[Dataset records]
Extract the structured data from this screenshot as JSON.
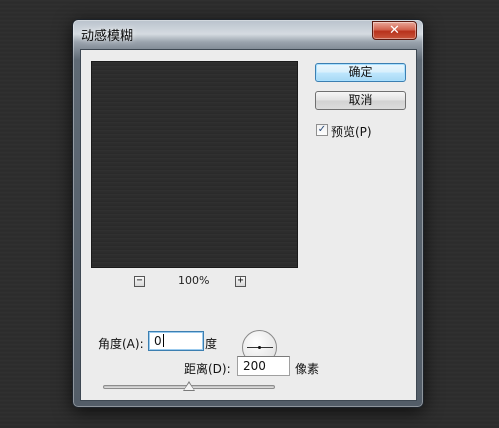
{
  "dialog": {
    "title": "动感模糊",
    "close_glyph": "✕",
    "accent_color": "#a7d9f5",
    "close_color": "#c0392b"
  },
  "buttons": {
    "ok_label": "确定",
    "cancel_label": "取消"
  },
  "preview": {
    "checkbox_label": "预览(P)",
    "checked": true,
    "check_glyph": "✓",
    "zoom_level": "100%",
    "zoom_out_glyph": "−",
    "zoom_in_glyph": "+"
  },
  "angle": {
    "label": "角度(A):",
    "value": "0",
    "unit": "度"
  },
  "distance": {
    "label": "距离(D):",
    "value": "200",
    "unit": "像素",
    "slider_fraction": 0.5
  }
}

_Objective_.
Images in the records should not be copied. Repeat all the rest exactly.

_Output_.
Extract the structured data from this screenshot as JSON.
{
  "dialog": {
    "title": "动感模糊",
    "close_glyph": "✕",
    "accent_color": "#a7d9f5",
    "close_color": "#c0392b"
  },
  "buttons": {
    "ok_label": "确定",
    "cancel_label": "取消"
  },
  "preview": {
    "checkbox_label": "预览(P)",
    "checked": true,
    "check_glyph": "✓",
    "zoom_level": "100%",
    "zoom_out_glyph": "−",
    "zoom_in_glyph": "+"
  },
  "angle": {
    "label": "角度(A):",
    "value": "0",
    "unit": "度"
  },
  "distance": {
    "label": "距离(D):",
    "value": "200",
    "unit": "像素",
    "slider_fraction": 0.5
  }
}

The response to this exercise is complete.